• **Dataset extract**:
______
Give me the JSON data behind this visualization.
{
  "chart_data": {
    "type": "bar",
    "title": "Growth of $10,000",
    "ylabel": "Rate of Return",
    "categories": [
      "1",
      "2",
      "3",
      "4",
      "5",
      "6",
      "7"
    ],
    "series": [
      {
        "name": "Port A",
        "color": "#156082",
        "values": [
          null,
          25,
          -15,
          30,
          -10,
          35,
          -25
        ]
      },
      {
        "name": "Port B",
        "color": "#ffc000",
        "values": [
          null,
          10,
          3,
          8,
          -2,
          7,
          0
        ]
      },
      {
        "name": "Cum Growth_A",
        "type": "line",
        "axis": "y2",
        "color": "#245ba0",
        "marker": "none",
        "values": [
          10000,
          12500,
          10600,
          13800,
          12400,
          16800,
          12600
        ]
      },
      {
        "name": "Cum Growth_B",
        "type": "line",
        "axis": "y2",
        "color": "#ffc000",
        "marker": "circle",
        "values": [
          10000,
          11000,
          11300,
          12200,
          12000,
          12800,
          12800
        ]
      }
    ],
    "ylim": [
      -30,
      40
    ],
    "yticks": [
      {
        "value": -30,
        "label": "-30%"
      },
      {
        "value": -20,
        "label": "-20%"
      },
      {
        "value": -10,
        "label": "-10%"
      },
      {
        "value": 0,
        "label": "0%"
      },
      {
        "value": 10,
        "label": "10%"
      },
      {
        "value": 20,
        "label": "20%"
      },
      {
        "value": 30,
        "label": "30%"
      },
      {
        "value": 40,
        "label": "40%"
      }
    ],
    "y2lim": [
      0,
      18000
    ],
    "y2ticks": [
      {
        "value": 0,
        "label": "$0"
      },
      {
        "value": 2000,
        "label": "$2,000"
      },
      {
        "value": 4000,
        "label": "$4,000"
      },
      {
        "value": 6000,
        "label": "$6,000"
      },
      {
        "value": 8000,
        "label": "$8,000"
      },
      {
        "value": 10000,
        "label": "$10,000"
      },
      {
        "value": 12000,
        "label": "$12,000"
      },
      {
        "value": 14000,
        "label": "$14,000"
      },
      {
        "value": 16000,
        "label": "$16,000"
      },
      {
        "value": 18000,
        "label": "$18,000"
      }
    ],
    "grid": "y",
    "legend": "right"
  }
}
______
• **The problem**: Your answer should be a single number: how many lines of the material contain the word "name".

• **The answer**: 4